Vorliegender Textauszug
Welchen Stellenwert haben Simulationen für die Entwicklung und Validierung der Fahrsysteme?
Simulation ist ein sehr wirksames Werkzeug, um schneller zu entwickeln. Wir testen Softwarestände in der Simulation, um zu sehen, ob sie sich mit dem Gesamtfahrzeug vertragen. Wir prüfen auch, wie sich die Software im virtuellen Straßenverkehr verhält. Dann kommt der spannende Moment, wenn wir die Software ins Auto bringen und im echten Straßenverkehr testen. Manchmal lernt man in der Realität dazu und merkt, dass man nachbessern muss. Wir können auch Situationen aus dem realen Straßenverkehr in die Simulation einbauen und mit neuen Softwareständen überprüfen.
Welche Rolle spielt dabei KI?

Ziel der Aufgabe
Übertragen Sie aus dem obigen Textauszug über Simulationen in der Fahrsystementwicklung den Satz „Wir prüfen auch, wie sich die Software im virtuellen Straßenverkehr verhält.“ ins Englische.

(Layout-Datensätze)
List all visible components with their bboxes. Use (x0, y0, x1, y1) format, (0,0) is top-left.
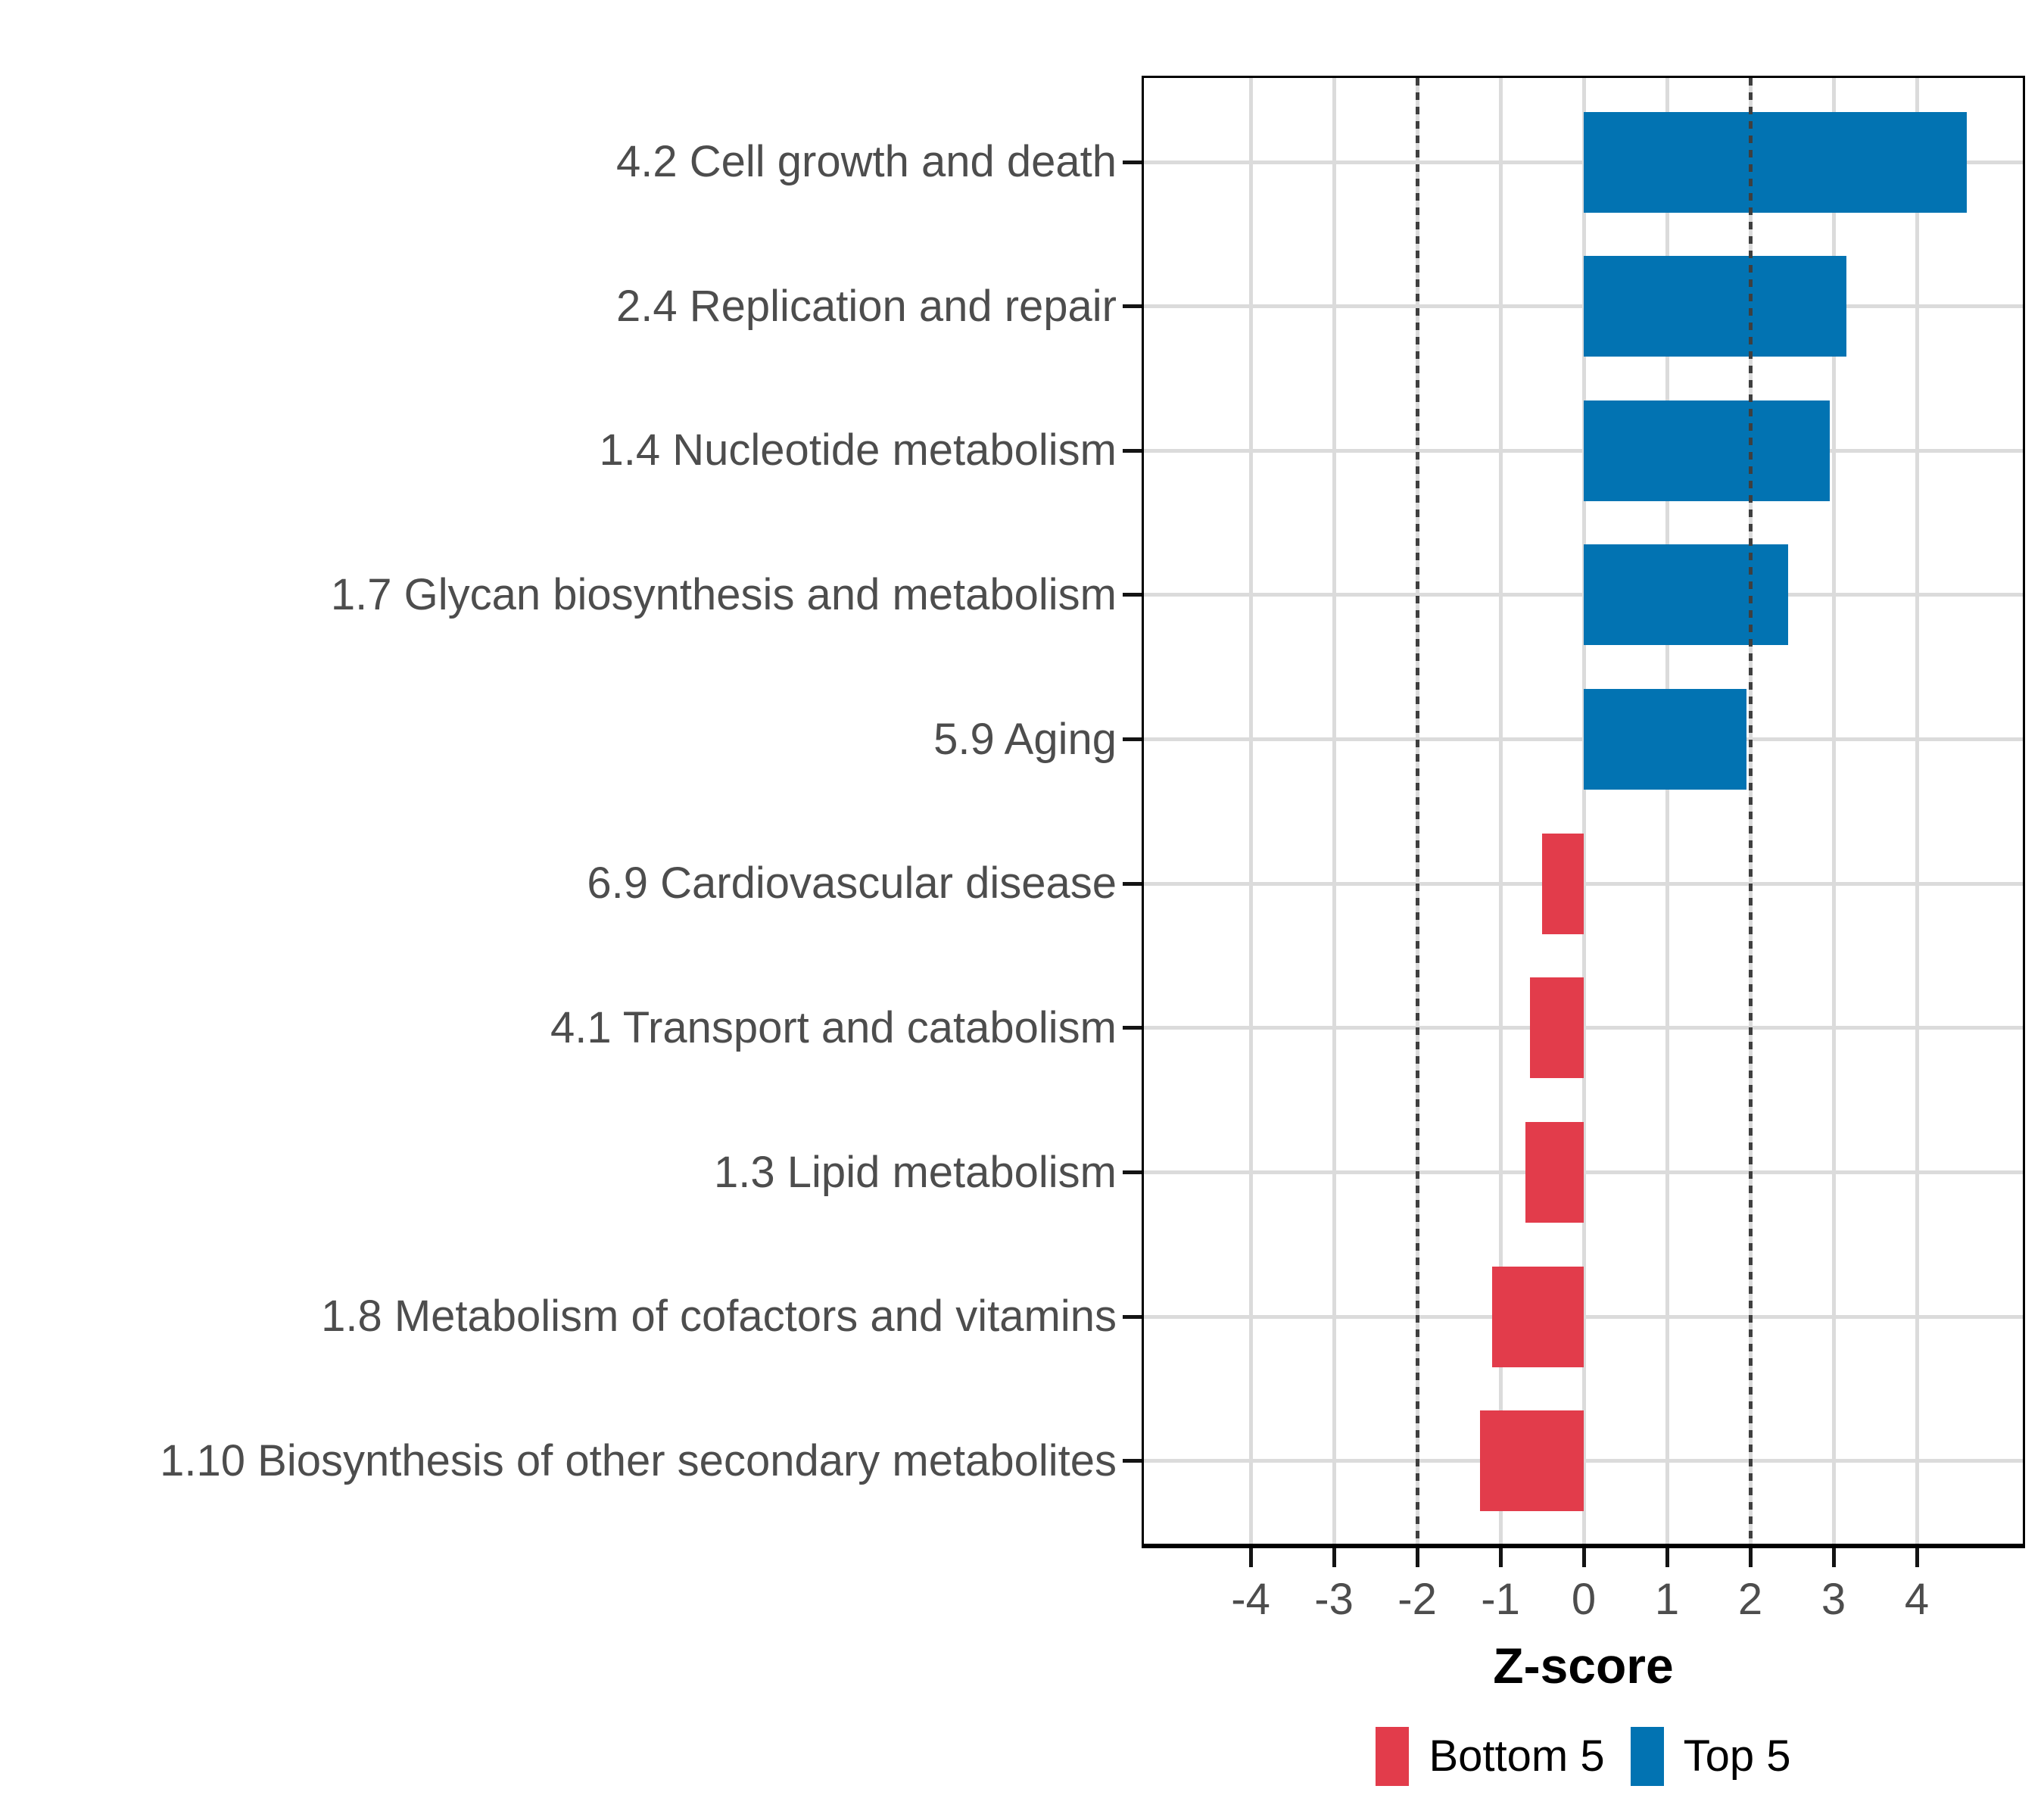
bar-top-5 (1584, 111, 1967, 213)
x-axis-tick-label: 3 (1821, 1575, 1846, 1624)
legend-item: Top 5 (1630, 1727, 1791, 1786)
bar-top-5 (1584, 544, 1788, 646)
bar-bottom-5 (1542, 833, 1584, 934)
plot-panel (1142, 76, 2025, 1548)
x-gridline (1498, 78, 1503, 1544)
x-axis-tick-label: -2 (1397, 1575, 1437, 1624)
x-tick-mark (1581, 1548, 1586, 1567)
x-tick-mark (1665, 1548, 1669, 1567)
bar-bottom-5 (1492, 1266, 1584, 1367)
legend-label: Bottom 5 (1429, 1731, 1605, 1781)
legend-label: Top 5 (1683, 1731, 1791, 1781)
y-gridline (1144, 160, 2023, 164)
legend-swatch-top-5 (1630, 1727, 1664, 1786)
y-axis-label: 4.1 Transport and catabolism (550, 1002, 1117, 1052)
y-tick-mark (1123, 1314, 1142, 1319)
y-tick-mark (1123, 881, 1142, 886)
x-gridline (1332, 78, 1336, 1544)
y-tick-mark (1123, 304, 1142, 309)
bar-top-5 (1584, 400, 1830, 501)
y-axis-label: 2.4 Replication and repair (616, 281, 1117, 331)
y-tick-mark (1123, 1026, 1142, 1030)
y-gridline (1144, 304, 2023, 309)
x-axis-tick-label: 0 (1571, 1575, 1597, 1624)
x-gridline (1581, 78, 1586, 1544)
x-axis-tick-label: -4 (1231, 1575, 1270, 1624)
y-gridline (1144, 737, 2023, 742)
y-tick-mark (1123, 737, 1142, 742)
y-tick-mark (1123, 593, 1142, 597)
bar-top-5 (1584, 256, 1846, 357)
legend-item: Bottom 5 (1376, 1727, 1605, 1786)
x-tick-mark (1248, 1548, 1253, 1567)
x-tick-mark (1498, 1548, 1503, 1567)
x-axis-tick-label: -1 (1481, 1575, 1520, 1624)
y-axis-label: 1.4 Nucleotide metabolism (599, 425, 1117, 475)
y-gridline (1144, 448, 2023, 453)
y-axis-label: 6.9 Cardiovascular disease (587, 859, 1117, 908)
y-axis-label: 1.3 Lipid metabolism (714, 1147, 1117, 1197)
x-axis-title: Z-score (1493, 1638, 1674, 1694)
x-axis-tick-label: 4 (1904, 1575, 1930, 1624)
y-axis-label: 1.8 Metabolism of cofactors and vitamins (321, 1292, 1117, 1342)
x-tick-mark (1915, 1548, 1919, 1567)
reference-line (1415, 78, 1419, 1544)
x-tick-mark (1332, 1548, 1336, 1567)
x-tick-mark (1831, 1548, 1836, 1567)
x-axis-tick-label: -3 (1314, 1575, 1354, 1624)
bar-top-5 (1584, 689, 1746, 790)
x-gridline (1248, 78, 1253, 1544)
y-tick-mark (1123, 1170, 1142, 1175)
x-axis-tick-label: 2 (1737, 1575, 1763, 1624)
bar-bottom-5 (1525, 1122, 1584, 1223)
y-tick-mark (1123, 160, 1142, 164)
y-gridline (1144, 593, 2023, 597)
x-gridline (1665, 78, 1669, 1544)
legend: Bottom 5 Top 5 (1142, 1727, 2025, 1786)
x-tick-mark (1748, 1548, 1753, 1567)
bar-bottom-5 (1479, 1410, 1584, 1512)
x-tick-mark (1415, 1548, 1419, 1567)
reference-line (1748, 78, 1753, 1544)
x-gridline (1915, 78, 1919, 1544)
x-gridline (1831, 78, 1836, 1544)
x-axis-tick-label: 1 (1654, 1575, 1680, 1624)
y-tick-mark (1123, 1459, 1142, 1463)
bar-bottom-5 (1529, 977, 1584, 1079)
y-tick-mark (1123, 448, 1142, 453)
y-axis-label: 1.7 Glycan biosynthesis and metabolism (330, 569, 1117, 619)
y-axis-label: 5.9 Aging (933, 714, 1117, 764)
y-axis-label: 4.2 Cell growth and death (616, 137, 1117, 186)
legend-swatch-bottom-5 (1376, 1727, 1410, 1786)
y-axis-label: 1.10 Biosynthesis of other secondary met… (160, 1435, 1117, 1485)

--

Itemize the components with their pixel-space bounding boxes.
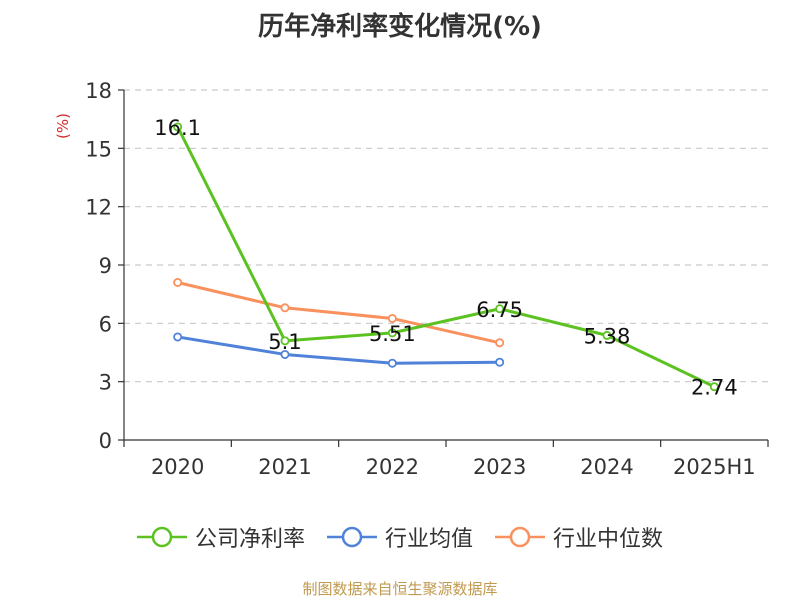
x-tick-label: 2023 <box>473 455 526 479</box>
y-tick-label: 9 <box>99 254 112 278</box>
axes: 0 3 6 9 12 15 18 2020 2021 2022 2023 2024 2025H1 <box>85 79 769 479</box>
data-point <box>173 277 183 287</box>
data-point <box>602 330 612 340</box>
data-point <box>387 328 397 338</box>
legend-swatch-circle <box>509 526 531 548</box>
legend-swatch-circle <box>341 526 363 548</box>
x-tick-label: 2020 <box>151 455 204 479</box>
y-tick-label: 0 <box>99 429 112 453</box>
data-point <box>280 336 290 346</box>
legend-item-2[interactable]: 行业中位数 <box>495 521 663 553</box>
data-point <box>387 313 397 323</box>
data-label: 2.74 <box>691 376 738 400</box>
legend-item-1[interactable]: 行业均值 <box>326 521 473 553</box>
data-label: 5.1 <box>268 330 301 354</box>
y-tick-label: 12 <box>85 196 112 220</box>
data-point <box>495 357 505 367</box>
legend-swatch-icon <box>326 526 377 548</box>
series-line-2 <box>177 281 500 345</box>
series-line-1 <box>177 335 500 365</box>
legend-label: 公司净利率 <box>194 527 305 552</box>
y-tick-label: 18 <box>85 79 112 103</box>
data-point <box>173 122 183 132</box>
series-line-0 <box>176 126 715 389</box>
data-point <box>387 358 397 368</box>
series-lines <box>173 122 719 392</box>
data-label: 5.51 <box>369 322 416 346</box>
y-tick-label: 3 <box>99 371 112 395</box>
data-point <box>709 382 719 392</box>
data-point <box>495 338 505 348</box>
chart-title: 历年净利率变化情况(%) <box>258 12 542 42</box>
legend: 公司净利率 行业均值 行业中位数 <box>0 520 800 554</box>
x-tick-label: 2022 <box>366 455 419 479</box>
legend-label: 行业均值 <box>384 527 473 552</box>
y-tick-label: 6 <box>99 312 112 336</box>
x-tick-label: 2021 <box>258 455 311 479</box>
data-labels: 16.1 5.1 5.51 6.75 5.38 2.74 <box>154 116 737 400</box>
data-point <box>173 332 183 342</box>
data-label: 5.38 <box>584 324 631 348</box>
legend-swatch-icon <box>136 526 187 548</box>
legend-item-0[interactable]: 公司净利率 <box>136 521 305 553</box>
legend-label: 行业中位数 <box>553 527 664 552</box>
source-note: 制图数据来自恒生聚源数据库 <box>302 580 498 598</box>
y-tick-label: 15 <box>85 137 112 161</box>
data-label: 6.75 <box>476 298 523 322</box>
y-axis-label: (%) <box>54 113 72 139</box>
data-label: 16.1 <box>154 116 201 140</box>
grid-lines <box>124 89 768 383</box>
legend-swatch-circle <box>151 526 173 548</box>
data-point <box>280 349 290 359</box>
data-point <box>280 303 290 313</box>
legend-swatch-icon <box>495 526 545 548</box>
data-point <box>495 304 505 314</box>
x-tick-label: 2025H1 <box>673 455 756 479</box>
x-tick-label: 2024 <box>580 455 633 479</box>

...

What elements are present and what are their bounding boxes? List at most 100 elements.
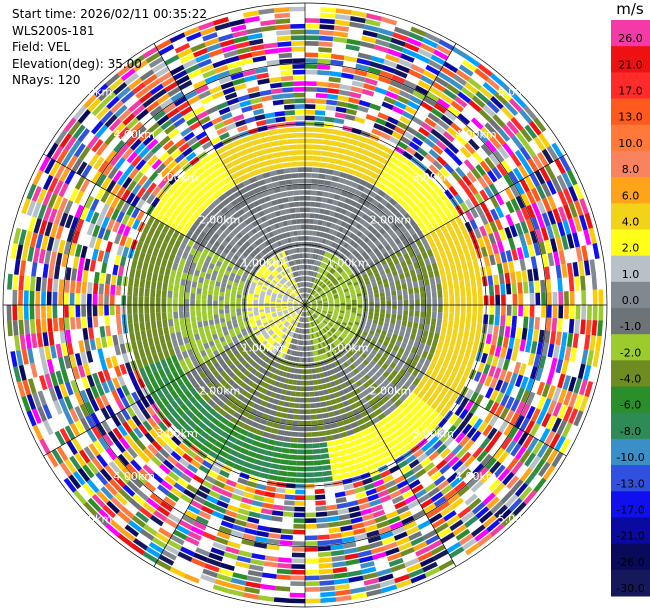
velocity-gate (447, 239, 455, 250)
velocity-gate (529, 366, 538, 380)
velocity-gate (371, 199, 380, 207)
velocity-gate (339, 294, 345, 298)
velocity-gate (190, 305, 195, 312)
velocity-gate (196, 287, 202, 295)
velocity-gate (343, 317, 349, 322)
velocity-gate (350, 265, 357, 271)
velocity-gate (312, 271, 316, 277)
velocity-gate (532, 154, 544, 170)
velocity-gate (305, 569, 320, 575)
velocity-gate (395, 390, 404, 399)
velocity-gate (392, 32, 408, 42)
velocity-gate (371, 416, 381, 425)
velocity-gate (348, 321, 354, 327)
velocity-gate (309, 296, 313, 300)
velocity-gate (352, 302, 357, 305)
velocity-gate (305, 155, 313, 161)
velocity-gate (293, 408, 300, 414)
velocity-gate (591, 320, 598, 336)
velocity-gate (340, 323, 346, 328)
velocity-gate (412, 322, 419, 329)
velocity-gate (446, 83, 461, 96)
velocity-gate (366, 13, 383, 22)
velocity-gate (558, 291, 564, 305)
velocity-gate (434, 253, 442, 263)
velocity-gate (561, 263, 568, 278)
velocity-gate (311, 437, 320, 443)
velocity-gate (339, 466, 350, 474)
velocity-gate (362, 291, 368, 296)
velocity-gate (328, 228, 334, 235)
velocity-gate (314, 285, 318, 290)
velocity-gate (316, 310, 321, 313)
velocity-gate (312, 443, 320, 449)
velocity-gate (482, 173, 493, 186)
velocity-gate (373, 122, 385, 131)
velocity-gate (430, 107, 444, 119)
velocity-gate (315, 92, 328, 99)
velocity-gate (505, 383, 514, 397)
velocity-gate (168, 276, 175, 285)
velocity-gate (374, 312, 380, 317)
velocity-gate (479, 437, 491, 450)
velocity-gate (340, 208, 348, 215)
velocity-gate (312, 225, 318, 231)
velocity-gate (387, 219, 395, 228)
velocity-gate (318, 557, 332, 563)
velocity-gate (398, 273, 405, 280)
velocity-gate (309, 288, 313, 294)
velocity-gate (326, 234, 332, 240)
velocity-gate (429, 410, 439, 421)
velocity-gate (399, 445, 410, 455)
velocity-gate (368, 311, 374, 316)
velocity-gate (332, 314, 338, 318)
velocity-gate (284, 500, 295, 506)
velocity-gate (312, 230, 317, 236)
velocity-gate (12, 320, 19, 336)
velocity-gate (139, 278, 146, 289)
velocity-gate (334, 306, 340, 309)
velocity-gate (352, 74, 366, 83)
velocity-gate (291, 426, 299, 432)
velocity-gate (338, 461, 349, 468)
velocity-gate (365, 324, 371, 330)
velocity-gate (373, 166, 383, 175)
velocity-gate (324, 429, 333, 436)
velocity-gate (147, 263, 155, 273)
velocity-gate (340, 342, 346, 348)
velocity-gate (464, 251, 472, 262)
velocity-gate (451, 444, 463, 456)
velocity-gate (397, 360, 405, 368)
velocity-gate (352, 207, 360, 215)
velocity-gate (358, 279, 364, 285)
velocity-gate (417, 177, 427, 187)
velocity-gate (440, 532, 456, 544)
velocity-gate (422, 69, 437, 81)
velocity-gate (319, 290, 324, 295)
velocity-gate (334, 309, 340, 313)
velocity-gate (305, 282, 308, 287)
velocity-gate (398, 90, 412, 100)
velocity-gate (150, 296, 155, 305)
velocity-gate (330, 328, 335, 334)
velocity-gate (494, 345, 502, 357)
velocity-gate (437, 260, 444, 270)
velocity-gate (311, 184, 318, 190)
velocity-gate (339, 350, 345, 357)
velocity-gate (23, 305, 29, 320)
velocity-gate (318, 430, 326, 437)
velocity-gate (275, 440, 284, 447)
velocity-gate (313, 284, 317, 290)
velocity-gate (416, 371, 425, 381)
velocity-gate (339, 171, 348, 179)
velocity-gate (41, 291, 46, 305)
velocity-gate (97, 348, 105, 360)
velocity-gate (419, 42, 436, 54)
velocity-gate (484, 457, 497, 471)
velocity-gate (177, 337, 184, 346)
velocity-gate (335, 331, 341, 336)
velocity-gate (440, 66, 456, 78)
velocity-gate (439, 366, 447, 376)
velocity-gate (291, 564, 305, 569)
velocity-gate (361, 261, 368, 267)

Schriftliche Antwort
We also check how the software behaves in virtual road traffic.